-- PROBLEM STATEMENT --
An exact copy of all the data is required, with pictures left out.

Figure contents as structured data
[Begin]

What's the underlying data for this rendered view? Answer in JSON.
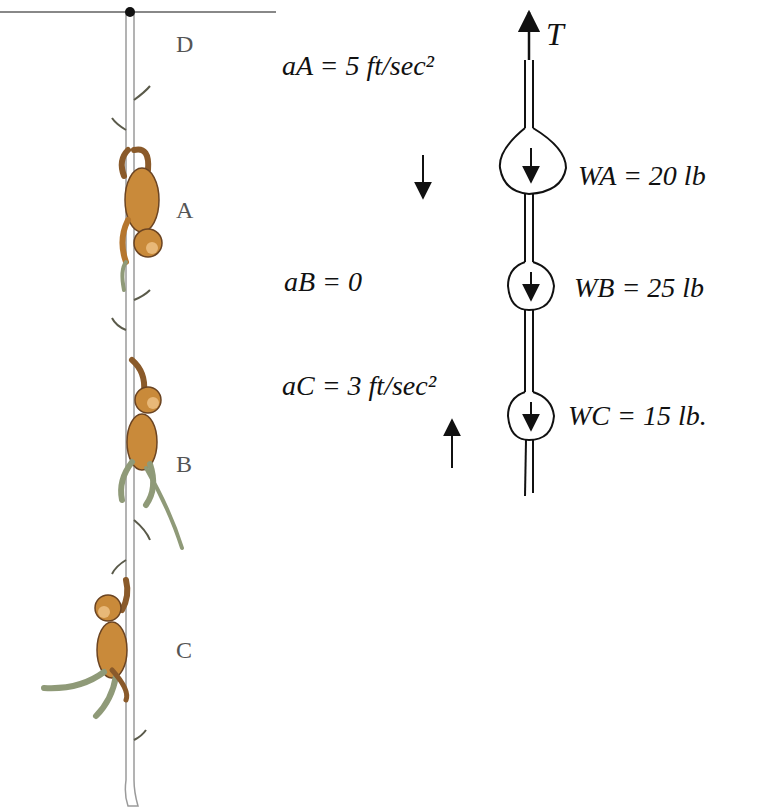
{
  "diagram": {
    "labels": [
      "D",
      "A",
      "B",
      "C",
      "T",
      "aA = 5 ft/sec²",
      "aB = 0",
      "aC = 3 ft/sec²",
      "WA = 20 lb",
      "WB = 25 lb",
      "WC = 15 lb."
    ]
  }
}
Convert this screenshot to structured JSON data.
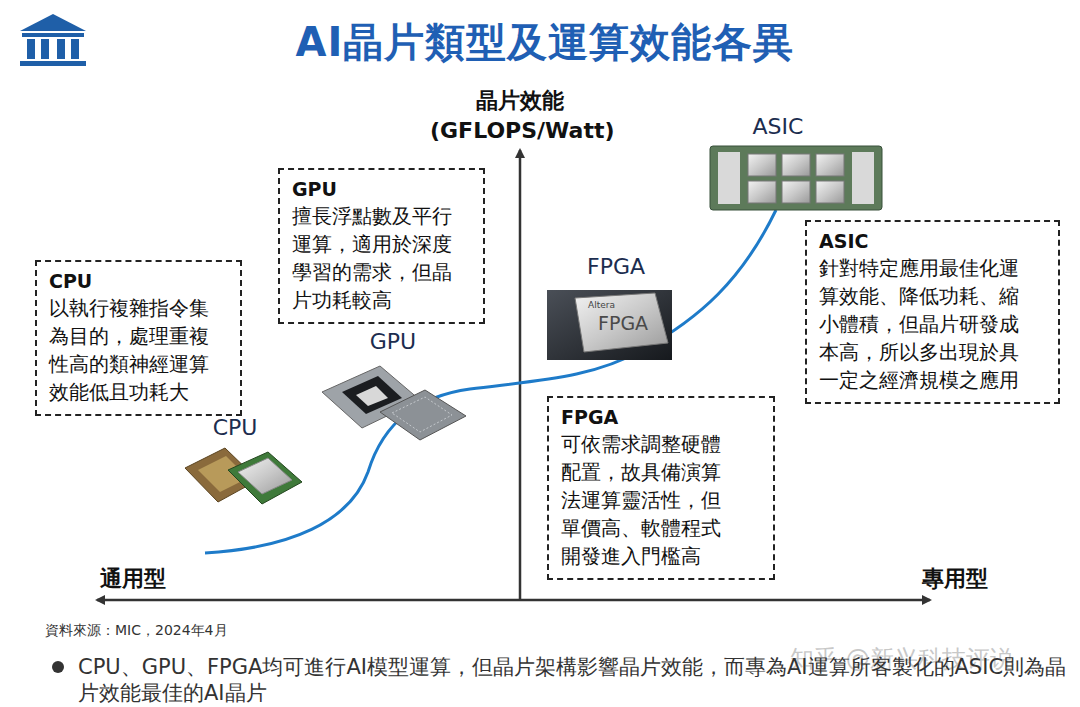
{
  "diagram": {
    "title": "AI晶片類型及運算效能各異",
    "caption": "CPU、GPU、FPGA均可進行AI模型運算，但晶片架構影響晶片效能，而專為AI運算所客製化的ASIC則為晶片效能最佳的AI晶片",
    "nodes": [
      {
        "text": [
          "CPU",
          "以執行複雜指令集為目的，處理重複性高的類神經運算效能低且功耗大"
        ]
      },
      {
        "text": [
          "GPU",
          "擅長浮點數及平行運算，適用於深度學習的需求，但晶片功耗較高"
        ]
      },
      {
        "text": [
          "FPGA",
          "可依需求調整硬體配置，故具備演算法運算靈活性，但單價高、軟體程式開發進入門檻高"
        ]
      },
      {
        "text": [
          "ASIC",
          "針對特定應用最佳化運算效能、降低功耗、縮小體積，但晶片研發成本高，所以多出現於具一定之經濟規模之應用"
        ]
      }
    ],
    "labels": [
      "晶片效能 (GFLOPS/Watt)",
      "通用型",
      "專用型",
      "CPU",
      "GPU",
      "FPGA",
      "ASIC",
      "Altera",
      "FPGA",
      "資料來源：MIC，2024年4月",
      "知乎 @新兴科技评说"
    ]
  }
}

[End]

-- WRITTEN RESPONSE --
What's the underlying data for this rendered view? Answer in JSON.
{
  "diagram": {
    "labels": [
      "D",
      "A",
      "B",
      "C",
      "T",
      "aA = 5 ft/sec²",
      "aB = 0",
      "aC = 3 ft/sec²",
      "WA = 20 lb",
      "WB = 25 lb",
      "WC = 15 lb."
    ]
  }
}
Convert this screenshot to structured JSON data.
{
  "diagram": {
    "title": "AI晶片類型及運算效能各異",
    "caption": "CPU、GPU、FPGA均可進行AI模型運算，但晶片架構影響晶片效能，而專為AI運算所客製化的ASIC則為晶片效能最佳的AI晶片",
    "nodes": [
      {
        "text": [
          "CPU",
          "以執行複雜指令集為目的，處理重複性高的類神經運算效能低且功耗大"
        ]
      },
      {
        "text": [
          "GPU",
          "擅長浮點數及平行運算，適用於深度學習的需求，但晶片功耗較高"
        ]
      },
      {
        "text": [
          "FPGA",
          "可依需求調整硬體配置，故具備演算法運算靈活性，但單價高、軟體程式開發進入門檻高"
        ]
      },
      {
        "text": [
          "ASIC",
          "針對特定應用最佳化運算效能、降低功耗、縮小體積，但晶片研發成本高，所以多出現於具一定之經濟規模之應用"
        ]
      }
    ],
    "labels": [
      "晶片效能 (GFLOPS/Watt)",
      "通用型",
      "專用型",
      "CPU",
      "GPU",
      "FPGA",
      "ASIC",
      "Altera",
      "FPGA",
      "資料來源：MIC，2024年4月",
      "知乎 @新兴科技评说"
    ]
  }
}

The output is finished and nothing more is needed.